## GOAL
Report how many lines in the listing below include the word "almacenamiento". Write nothing besides the number.

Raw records
------------------------------------------------

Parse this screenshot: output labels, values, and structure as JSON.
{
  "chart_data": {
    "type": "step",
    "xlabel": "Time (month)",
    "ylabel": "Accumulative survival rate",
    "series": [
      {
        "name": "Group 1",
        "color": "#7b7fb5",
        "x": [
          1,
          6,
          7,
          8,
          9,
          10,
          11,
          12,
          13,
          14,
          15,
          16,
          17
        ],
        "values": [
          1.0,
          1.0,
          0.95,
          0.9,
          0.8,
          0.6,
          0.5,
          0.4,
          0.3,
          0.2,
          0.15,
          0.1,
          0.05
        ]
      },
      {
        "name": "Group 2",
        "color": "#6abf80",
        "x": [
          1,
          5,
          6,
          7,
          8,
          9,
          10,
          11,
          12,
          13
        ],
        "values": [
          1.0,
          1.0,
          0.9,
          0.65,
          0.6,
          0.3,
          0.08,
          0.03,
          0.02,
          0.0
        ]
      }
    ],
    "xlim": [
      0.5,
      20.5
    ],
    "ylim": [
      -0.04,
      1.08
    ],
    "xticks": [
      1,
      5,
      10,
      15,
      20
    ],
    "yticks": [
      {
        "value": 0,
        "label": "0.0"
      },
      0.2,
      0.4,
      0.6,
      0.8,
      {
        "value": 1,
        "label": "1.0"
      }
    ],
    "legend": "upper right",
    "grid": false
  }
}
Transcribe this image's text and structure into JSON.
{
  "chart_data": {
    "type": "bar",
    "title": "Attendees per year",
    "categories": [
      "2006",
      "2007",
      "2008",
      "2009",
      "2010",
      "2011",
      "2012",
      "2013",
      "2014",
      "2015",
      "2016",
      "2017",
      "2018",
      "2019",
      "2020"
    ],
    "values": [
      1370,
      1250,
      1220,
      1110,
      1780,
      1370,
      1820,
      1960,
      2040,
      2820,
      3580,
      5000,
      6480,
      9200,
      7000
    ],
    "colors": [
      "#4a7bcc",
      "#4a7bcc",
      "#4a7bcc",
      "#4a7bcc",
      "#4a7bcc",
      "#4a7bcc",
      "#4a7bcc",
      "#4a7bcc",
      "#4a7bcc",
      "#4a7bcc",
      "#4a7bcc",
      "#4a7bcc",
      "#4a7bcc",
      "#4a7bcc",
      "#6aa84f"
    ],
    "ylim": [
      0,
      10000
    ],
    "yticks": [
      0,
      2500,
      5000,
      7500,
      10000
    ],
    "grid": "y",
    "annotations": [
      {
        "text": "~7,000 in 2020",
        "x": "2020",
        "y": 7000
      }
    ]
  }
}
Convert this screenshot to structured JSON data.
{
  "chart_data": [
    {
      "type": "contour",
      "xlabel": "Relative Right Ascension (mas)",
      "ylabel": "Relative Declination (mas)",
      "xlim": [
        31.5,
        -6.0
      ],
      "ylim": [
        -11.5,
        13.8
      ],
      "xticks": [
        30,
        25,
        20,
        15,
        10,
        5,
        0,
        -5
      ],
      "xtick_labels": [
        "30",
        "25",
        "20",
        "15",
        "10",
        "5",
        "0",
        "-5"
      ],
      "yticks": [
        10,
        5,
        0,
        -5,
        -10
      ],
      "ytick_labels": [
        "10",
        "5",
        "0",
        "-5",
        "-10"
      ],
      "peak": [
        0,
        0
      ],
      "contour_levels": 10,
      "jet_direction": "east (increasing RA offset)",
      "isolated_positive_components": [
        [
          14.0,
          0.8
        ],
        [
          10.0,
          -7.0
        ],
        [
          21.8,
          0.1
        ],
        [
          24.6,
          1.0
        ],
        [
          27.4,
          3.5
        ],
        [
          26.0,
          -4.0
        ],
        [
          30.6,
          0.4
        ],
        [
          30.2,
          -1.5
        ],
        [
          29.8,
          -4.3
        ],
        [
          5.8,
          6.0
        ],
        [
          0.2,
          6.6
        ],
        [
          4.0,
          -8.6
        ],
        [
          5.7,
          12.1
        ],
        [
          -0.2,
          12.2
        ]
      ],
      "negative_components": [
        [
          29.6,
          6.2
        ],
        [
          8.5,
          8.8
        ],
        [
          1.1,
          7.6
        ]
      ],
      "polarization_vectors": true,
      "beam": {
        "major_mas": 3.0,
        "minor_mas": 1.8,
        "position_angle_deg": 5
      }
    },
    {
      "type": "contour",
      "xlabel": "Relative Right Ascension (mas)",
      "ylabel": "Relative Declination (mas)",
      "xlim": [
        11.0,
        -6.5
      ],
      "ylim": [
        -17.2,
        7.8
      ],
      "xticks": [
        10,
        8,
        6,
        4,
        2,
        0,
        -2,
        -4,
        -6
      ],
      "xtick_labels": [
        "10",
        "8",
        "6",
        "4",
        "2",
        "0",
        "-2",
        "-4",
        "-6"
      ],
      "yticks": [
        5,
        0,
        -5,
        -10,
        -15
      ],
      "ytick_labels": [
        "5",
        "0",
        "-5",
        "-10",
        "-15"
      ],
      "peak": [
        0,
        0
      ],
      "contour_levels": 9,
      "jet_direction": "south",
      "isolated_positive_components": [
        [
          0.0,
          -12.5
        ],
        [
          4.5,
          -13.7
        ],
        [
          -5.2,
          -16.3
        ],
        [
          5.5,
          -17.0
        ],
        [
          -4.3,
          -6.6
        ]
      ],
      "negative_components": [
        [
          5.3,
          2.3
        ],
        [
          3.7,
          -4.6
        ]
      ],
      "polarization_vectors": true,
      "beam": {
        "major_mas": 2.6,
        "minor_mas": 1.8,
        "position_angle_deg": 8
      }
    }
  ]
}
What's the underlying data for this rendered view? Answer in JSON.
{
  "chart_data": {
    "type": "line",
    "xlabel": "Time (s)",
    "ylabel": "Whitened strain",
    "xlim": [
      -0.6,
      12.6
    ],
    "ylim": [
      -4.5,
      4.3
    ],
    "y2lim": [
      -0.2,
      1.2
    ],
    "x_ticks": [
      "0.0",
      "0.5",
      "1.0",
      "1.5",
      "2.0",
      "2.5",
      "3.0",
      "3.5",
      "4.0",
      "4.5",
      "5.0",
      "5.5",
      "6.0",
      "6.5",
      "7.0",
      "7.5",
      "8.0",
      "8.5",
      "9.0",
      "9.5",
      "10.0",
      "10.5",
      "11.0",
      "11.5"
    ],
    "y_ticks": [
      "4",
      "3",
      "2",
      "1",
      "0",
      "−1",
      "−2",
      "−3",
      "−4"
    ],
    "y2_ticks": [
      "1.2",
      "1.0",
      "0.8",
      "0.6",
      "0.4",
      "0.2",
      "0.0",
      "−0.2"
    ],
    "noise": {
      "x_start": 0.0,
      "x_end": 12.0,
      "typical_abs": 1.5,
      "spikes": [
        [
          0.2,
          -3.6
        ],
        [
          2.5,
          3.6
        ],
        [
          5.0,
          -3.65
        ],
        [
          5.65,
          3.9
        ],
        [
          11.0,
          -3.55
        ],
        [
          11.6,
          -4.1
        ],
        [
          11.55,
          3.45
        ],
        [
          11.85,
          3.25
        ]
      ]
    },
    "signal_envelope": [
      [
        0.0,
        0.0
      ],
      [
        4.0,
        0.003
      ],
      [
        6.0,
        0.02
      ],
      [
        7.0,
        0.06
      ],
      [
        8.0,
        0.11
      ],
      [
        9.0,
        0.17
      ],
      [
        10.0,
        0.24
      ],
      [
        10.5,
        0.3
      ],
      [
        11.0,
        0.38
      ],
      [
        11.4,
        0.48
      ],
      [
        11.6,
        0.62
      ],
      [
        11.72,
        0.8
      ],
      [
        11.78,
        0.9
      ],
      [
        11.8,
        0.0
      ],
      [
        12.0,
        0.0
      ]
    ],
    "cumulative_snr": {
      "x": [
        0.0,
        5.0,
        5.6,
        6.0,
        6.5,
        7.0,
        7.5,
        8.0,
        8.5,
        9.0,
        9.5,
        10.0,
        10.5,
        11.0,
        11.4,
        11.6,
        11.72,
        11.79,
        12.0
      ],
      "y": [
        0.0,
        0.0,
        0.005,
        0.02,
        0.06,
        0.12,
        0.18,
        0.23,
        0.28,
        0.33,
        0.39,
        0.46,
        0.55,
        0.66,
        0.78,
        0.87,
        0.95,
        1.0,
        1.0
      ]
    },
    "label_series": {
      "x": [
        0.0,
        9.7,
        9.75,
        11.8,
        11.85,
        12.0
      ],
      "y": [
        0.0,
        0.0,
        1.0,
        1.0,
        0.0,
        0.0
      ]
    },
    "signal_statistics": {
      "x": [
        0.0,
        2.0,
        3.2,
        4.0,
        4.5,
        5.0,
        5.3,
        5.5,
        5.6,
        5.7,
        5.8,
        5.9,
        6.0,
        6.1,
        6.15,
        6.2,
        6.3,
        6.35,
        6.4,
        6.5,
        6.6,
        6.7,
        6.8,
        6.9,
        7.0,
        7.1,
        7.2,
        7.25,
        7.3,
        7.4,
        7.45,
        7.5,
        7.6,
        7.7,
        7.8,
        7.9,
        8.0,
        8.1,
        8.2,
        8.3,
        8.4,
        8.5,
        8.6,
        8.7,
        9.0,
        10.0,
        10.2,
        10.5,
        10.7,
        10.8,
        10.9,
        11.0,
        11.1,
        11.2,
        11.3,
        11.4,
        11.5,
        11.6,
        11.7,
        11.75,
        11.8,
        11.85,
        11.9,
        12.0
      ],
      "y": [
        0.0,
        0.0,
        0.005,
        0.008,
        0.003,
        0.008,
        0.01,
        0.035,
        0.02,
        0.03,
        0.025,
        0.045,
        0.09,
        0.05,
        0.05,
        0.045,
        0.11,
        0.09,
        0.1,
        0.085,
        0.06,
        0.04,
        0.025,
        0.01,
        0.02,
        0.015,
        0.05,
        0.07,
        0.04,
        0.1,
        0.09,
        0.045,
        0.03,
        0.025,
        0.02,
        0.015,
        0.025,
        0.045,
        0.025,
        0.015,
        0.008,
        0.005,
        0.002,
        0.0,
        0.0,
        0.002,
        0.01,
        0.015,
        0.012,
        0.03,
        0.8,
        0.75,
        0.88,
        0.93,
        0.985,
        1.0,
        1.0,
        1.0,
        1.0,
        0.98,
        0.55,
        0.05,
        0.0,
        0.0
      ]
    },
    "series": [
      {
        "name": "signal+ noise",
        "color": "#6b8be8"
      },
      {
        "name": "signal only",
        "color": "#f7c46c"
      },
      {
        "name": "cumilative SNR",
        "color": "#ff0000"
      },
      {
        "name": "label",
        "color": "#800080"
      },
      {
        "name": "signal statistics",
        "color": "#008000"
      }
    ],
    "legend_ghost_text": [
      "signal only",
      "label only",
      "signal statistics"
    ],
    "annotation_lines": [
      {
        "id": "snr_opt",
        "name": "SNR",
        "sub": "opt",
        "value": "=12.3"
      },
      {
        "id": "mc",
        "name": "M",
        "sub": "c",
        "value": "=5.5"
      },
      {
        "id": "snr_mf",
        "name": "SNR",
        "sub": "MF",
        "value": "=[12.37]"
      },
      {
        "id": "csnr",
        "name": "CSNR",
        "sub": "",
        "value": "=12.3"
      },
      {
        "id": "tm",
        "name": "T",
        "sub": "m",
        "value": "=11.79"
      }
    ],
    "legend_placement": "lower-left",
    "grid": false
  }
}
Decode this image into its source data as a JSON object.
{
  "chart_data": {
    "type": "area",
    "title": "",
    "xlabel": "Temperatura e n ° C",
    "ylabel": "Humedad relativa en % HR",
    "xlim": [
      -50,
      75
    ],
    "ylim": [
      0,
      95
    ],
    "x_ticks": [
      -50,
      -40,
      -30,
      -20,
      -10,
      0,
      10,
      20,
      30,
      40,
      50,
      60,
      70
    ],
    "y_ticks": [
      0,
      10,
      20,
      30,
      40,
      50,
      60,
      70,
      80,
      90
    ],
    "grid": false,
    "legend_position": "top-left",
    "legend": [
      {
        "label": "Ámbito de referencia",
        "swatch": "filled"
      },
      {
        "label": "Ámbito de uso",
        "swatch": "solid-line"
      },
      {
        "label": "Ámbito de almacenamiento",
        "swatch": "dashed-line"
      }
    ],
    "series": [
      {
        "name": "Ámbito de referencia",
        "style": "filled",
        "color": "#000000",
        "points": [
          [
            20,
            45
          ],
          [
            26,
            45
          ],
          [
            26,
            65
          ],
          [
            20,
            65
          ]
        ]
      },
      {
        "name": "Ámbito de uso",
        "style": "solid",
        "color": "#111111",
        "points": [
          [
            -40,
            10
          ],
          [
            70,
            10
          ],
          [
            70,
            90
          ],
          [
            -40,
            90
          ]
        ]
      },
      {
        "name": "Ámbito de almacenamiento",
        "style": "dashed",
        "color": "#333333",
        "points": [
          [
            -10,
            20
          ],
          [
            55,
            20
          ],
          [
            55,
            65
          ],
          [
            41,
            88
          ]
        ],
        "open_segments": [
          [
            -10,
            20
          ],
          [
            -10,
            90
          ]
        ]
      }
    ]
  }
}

------------------------------------------------

## SOLUTION TO THIS EXERCISE
2